Pictures in the data below are not part of the copy; transcribe everything else exactly.

___ SUPPLIED DATA ___

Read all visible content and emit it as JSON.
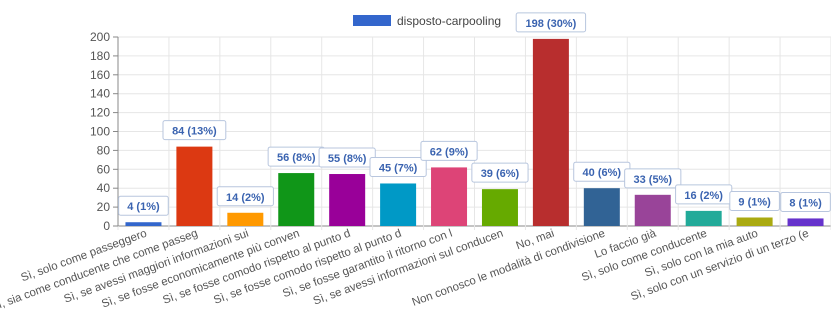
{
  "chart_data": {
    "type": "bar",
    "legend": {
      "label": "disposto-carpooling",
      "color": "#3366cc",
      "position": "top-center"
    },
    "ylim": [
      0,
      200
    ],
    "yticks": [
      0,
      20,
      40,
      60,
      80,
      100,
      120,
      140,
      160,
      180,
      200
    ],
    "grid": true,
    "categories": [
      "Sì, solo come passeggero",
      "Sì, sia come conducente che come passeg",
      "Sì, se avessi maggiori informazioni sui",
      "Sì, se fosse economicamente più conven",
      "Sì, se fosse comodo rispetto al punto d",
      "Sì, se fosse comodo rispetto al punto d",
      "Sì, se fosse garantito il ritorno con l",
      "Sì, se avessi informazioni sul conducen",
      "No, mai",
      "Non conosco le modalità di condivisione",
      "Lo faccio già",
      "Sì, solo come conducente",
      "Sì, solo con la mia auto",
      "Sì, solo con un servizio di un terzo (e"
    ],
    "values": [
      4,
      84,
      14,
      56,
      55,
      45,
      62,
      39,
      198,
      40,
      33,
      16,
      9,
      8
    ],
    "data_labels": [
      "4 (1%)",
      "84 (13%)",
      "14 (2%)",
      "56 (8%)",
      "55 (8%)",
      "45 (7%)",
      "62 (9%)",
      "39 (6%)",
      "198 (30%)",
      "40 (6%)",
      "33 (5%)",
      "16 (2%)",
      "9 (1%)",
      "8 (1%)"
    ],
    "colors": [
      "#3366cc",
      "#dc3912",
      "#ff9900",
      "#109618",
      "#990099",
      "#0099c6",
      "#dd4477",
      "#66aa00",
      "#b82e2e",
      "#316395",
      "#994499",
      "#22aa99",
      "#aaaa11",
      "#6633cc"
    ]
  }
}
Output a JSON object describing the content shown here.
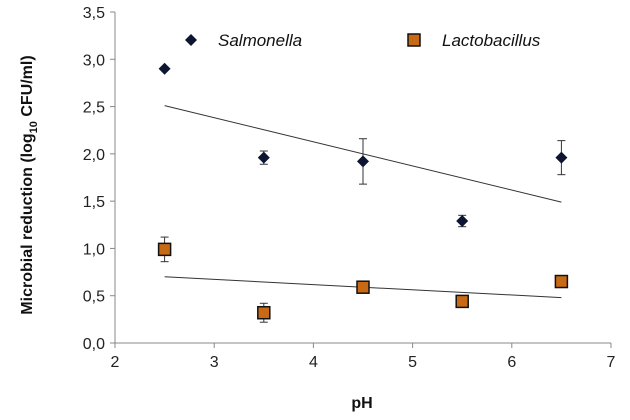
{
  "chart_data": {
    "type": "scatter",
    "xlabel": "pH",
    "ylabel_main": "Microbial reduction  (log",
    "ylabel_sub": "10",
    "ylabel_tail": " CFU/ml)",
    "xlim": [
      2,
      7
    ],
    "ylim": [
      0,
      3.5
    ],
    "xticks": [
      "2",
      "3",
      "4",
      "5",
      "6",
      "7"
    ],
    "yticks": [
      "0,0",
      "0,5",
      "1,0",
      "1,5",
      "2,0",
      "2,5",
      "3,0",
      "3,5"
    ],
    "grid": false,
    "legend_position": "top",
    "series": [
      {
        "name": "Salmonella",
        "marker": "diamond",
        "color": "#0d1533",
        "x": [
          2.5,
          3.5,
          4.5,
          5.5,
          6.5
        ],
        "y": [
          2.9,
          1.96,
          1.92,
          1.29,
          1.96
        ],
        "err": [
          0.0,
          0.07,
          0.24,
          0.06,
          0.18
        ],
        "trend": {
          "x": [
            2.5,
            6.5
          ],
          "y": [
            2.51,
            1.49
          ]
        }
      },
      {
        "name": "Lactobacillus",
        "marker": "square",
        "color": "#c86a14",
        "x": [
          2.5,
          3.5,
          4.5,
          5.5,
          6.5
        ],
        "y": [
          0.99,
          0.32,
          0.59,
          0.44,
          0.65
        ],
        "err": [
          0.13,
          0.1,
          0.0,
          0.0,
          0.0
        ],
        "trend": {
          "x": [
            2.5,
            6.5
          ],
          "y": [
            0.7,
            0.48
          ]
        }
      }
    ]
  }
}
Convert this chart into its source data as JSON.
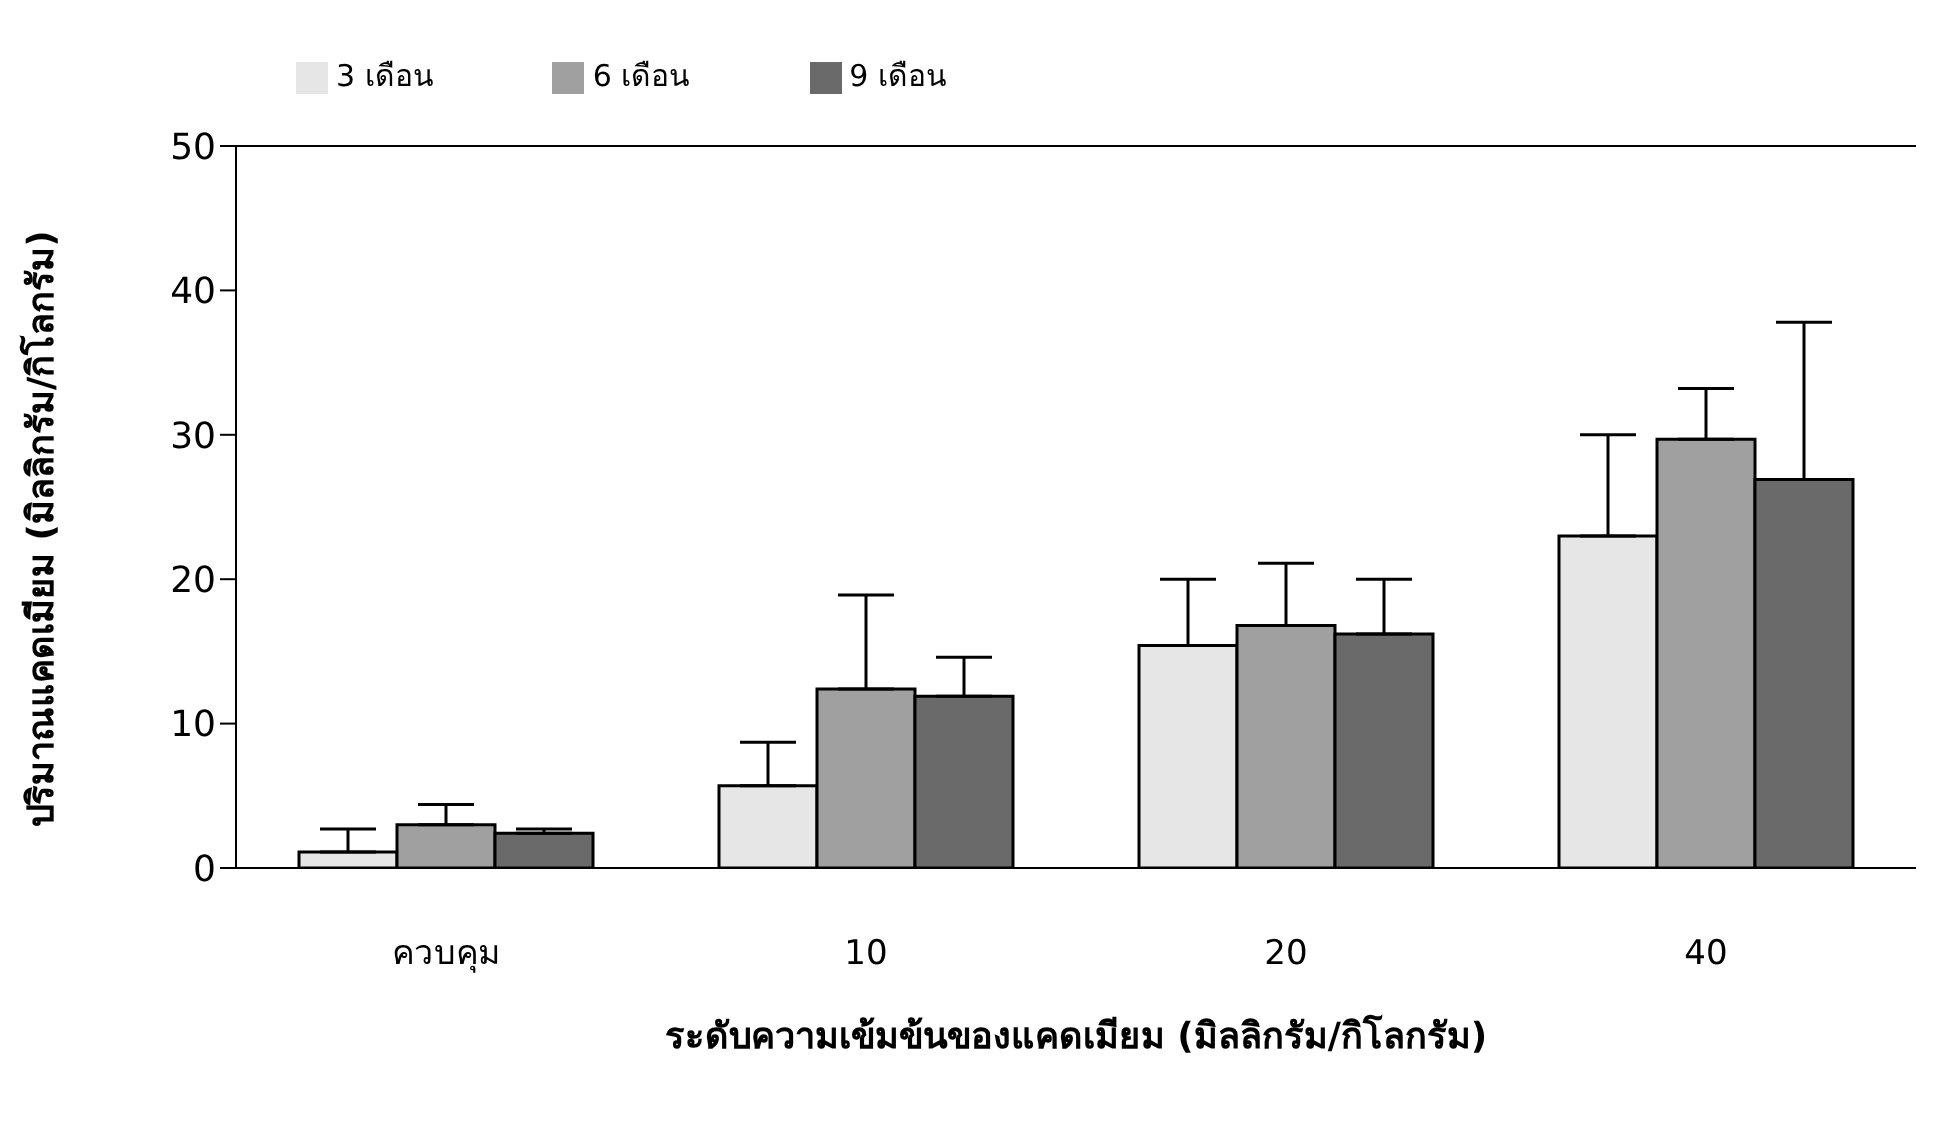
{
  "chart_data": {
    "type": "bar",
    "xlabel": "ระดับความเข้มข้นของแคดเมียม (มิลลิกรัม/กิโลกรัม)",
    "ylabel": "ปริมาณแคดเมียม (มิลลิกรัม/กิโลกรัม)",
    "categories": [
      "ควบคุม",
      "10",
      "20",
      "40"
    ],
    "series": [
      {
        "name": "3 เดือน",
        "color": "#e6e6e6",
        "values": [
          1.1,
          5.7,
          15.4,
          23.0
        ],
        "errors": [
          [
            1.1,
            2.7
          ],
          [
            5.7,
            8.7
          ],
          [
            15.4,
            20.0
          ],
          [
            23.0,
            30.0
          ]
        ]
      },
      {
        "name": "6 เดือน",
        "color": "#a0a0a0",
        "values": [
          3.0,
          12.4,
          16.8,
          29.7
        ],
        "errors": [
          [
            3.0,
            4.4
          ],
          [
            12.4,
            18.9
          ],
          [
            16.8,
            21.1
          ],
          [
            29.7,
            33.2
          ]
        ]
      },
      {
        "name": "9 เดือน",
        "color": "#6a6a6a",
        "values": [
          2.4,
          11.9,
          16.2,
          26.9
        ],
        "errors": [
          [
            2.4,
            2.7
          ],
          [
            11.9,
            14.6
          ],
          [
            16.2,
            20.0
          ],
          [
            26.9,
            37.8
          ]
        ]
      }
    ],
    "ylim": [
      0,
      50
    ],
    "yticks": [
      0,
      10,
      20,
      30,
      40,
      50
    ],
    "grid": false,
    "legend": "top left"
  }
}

___

RESPONSE TO THE EXERCISE -
Read all visible content and emit it as JSON.
{
  "chart_data": {
    "type": "bar",
    "legend": {
      "label": "disposto-carpooling",
      "color": "#3366cc",
      "position": "top-center"
    },
    "ylim": [
      0,
      200
    ],
    "yticks": [
      0,
      20,
      40,
      60,
      80,
      100,
      120,
      140,
      160,
      180,
      200
    ],
    "grid": true,
    "categories": [
      "Sì, solo come passeggero",
      "Sì, sia come conducente che come passeg",
      "Sì, se avessi maggiori informazioni sui",
      "Sì, se fosse economicamente più conven",
      "Sì, se fosse comodo rispetto al punto d",
      "Sì, se fosse comodo rispetto al punto d",
      "Sì, se fosse garantito il ritorno con l",
      "Sì, se avessi informazioni sul conducen",
      "No, mai",
      "Non conosco le modalità di condivisione",
      "Lo faccio già",
      "Sì, solo come conducente",
      "Sì, solo con la mia auto",
      "Sì, solo con un servizio di un terzo (e"
    ],
    "values": [
      4,
      84,
      14,
      56,
      55,
      45,
      62,
      39,
      198,
      40,
      33,
      16,
      9,
      8
    ],
    "data_labels": [
      "4 (1%)",
      "84 (13%)",
      "14 (2%)",
      "56 (8%)",
      "55 (8%)",
      "45 (7%)",
      "62 (9%)",
      "39 (6%)",
      "198 (30%)",
      "40 (6%)",
      "33 (5%)",
      "16 (2%)",
      "9 (1%)",
      "8 (1%)"
    ],
    "colors": [
      "#3366cc",
      "#dc3912",
      "#ff9900",
      "#109618",
      "#990099",
      "#0099c6",
      "#dd4477",
      "#66aa00",
      "#b82e2e",
      "#316395",
      "#994499",
      "#22aa99",
      "#aaaa11",
      "#6633cc"
    ]
  }
}
Output a JSON object describing the content shown here.
{
  "chart_data": {
    "type": "scatter",
    "xlabel": "pH",
    "ylabel_main": "Microbial reduction  (log",
    "ylabel_sub": "10",
    "ylabel_tail": " CFU/ml)",
    "xlim": [
      2,
      7
    ],
    "ylim": [
      0,
      3.5
    ],
    "xticks": [
      "2",
      "3",
      "4",
      "5",
      "6",
      "7"
    ],
    "yticks": [
      "0,0",
      "0,5",
      "1,0",
      "1,5",
      "2,0",
      "2,5",
      "3,0",
      "3,5"
    ],
    "grid": false,
    "legend_position": "top",
    "series": [
      {
        "name": "Salmonella",
        "marker": "diamond",
        "color": "#0d1533",
        "x": [
          2.5,
          3.5,
          4.5,
          5.5,
          6.5
        ],
        "y": [
          2.9,
          1.96,
          1.92,
          1.29,
          1.96
        ],
        "err": [
          0.0,
          0.07,
          0.24,
          0.06,
          0.18
        ],
        "trend": {
          "x": [
            2.5,
            6.5
          ],
          "y": [
            2.51,
            1.49
          ]
        }
      },
      {
        "name": "Lactobacillus",
        "marker": "square",
        "color": "#c86a14",
        "x": [
          2.5,
          3.5,
          4.5,
          5.5,
          6.5
        ],
        "y": [
          0.99,
          0.32,
          0.59,
          0.44,
          0.65
        ],
        "err": [
          0.13,
          0.1,
          0.0,
          0.0,
          0.0
        ],
        "trend": {
          "x": [
            2.5,
            6.5
          ],
          "y": [
            0.7,
            0.48
          ]
        }
      }
    ]
  }
}
Convert this chart into its source data as JSON.
{
  "chart_data": {
    "type": "bar",
    "xlabel": "ระดับความเข้มข้นของแคดเมียม (มิลลิกรัม/กิโลกรัม)",
    "ylabel": "ปริมาณแคดเมียม (มิลลิกรัม/กิโลกรัม)",
    "categories": [
      "ควบคุม",
      "10",
      "20",
      "40"
    ],
    "series": [
      {
        "name": "3 เดือน",
        "color": "#e6e6e6",
        "values": [
          1.1,
          5.7,
          15.4,
          23.0
        ],
        "errors": [
          [
            1.1,
            2.7
          ],
          [
            5.7,
            8.7
          ],
          [
            15.4,
            20.0
          ],
          [
            23.0,
            30.0
          ]
        ]
      },
      {
        "name": "6 เดือน",
        "color": "#a0a0a0",
        "values": [
          3.0,
          12.4,
          16.8,
          29.7
        ],
        "errors": [
          [
            3.0,
            4.4
          ],
          [
            12.4,
            18.9
          ],
          [
            16.8,
            21.1
          ],
          [
            29.7,
            33.2
          ]
        ]
      },
      {
        "name": "9 เดือน",
        "color": "#6a6a6a",
        "values": [
          2.4,
          11.9,
          16.2,
          26.9
        ],
        "errors": [
          [
            2.4,
            2.7
          ],
          [
            11.9,
            14.6
          ],
          [
            16.2,
            20.0
          ],
          [
            26.9,
            37.8
          ]
        ]
      }
    ],
    "ylim": [
      0,
      50
    ],
    "yticks": [
      0,
      10,
      20,
      30,
      40,
      50
    ],
    "grid": false,
    "legend": "top left"
  }
}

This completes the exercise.